Gather up all lines that carry the word "đình".

"""

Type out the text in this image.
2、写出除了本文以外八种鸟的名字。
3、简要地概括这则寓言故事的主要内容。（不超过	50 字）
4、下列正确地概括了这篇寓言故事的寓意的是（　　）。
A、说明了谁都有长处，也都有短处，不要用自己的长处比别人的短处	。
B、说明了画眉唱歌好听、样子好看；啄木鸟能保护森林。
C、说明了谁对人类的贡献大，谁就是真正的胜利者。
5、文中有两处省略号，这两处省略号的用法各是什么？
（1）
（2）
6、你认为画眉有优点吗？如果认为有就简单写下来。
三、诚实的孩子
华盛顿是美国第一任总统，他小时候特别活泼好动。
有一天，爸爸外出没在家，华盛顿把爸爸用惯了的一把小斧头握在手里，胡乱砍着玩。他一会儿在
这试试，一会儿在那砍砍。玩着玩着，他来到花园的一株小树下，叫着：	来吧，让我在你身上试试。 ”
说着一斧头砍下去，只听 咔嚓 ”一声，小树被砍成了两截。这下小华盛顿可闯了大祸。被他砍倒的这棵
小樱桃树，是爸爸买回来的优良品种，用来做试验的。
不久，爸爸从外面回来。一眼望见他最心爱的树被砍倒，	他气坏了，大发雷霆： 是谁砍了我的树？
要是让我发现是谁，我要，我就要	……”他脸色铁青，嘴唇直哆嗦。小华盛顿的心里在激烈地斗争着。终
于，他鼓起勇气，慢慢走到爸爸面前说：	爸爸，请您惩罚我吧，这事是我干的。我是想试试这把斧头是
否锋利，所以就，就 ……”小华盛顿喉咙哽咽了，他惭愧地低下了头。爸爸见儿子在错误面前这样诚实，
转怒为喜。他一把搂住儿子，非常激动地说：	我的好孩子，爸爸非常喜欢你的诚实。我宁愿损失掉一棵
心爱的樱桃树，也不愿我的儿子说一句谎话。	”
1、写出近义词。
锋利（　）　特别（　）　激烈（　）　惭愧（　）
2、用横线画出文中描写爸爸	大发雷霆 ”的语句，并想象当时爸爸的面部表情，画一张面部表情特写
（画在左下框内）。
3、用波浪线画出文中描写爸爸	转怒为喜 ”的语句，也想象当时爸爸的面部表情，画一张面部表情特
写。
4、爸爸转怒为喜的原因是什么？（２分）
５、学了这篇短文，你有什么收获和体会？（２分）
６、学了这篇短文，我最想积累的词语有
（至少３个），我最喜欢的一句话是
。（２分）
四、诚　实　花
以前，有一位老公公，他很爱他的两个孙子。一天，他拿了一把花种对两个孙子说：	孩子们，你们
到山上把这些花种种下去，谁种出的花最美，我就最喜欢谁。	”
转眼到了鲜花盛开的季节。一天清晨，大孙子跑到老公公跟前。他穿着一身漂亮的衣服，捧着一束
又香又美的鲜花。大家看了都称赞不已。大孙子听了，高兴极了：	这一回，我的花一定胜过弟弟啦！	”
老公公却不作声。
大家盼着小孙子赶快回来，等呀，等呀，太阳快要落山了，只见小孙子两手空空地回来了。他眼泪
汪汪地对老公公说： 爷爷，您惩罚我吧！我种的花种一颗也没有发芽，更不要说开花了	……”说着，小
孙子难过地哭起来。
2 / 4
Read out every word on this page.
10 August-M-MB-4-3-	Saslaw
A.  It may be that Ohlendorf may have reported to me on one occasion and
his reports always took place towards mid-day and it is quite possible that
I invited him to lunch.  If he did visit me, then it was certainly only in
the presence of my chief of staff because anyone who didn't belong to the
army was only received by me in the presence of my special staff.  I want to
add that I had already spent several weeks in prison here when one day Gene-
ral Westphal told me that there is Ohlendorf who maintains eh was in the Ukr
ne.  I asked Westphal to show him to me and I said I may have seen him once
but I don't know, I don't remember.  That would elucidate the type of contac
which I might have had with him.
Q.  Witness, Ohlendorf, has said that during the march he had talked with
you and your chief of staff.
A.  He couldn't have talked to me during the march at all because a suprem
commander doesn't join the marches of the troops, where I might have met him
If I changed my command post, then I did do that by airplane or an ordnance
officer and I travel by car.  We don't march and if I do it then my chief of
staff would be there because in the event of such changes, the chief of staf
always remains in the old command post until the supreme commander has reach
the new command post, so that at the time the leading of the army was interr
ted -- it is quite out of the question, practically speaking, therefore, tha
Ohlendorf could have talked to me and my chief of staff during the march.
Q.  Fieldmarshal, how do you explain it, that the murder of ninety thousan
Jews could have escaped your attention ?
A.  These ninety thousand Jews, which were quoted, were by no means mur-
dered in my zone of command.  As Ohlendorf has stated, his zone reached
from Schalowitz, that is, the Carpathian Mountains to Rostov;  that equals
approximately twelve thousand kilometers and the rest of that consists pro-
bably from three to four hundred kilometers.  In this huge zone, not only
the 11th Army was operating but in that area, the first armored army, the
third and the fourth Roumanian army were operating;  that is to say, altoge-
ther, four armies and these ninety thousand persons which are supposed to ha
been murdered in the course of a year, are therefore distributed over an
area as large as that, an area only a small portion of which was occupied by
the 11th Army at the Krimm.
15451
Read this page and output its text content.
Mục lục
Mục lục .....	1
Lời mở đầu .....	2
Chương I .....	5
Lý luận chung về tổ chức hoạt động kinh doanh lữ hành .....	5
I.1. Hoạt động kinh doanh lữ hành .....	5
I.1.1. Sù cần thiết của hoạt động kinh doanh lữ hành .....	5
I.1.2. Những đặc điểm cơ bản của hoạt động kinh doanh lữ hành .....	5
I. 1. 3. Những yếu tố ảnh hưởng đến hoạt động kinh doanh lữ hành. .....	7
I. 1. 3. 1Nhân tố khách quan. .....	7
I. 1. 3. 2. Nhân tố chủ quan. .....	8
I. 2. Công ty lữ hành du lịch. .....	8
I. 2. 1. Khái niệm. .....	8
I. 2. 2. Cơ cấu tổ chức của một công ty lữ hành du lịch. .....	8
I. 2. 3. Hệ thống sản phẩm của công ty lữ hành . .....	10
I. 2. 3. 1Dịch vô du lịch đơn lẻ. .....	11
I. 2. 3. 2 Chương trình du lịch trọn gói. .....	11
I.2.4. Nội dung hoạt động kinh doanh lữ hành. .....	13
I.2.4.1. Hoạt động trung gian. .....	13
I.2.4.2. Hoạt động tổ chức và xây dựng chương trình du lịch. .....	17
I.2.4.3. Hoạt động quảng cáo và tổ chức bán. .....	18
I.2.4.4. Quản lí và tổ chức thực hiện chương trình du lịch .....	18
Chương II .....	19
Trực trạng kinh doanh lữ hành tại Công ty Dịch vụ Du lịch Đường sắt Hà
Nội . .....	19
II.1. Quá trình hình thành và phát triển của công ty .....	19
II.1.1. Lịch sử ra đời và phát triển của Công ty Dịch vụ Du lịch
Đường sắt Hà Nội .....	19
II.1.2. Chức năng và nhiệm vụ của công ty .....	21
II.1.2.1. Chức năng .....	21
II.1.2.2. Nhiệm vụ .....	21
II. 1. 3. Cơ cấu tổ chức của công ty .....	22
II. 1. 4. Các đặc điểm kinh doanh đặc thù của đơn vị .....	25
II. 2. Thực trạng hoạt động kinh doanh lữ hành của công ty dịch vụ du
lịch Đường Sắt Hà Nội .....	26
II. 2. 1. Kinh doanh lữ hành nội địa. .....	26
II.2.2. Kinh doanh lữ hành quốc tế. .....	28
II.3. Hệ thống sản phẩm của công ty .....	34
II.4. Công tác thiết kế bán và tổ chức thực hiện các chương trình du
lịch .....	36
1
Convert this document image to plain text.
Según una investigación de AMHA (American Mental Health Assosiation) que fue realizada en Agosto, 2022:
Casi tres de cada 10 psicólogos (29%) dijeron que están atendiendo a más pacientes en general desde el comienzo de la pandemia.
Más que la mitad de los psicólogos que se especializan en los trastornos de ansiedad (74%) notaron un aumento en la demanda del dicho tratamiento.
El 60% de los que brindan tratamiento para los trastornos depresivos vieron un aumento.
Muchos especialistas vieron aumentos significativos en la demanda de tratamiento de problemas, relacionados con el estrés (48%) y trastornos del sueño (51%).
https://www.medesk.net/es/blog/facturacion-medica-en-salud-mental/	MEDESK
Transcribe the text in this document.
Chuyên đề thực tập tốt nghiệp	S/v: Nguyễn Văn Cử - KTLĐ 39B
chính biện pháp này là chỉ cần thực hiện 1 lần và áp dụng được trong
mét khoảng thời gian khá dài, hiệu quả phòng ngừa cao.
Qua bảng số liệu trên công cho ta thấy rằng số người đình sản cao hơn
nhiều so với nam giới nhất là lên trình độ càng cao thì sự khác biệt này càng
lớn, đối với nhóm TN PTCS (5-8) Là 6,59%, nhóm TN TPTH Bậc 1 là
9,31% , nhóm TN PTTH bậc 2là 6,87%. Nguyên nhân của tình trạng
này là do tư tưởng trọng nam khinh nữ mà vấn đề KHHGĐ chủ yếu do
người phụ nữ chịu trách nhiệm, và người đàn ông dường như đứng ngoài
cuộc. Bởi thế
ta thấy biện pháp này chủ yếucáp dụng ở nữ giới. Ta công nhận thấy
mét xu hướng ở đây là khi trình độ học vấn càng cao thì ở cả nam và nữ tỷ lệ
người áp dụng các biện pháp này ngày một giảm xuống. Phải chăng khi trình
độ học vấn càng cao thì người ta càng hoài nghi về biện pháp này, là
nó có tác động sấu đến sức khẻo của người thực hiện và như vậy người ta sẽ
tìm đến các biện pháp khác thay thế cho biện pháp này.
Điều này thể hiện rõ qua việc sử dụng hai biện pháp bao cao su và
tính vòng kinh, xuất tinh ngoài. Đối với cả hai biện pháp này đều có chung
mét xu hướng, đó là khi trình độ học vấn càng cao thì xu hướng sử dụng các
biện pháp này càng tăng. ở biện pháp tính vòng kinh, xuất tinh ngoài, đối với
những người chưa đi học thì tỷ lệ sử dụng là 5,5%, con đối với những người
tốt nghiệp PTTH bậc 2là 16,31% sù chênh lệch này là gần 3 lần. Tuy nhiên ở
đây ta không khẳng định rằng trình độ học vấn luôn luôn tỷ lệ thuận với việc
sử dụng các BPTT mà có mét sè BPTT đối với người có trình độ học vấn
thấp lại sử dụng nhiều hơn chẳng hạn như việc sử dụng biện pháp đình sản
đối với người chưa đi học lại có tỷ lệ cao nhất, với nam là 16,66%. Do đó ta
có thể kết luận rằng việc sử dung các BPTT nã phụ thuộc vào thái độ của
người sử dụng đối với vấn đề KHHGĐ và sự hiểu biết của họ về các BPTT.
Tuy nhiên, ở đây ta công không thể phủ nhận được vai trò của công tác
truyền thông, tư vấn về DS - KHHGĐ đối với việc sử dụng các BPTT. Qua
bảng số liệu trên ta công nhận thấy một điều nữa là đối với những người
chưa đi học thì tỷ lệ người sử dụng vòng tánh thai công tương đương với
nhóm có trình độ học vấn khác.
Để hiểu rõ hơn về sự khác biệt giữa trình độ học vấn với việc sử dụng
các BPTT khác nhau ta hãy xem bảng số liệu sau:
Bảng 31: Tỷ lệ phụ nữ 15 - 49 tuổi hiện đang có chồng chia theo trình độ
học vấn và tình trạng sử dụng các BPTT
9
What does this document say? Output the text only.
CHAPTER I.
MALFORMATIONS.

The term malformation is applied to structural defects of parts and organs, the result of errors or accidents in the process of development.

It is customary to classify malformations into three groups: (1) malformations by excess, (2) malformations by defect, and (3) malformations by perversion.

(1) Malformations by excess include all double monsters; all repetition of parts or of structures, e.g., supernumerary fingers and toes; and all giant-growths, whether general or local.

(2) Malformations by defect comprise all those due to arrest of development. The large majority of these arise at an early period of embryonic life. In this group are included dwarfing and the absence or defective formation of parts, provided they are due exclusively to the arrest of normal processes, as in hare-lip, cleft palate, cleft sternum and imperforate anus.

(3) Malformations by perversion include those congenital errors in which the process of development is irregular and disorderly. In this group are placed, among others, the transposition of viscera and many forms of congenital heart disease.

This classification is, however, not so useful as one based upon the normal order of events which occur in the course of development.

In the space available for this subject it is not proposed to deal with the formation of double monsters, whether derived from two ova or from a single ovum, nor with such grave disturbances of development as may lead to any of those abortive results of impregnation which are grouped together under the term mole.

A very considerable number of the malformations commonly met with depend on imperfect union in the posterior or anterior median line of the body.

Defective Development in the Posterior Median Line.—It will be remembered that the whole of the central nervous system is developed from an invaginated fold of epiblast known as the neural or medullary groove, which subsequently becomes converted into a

"""

#### Output
Qua bảng số liệu trên công cho ta thấy rằng số người đình sản cao hơn
thấp lại sử dụng nhiều hơn chẳng hạn như việc sử dụng biện pháp đình sản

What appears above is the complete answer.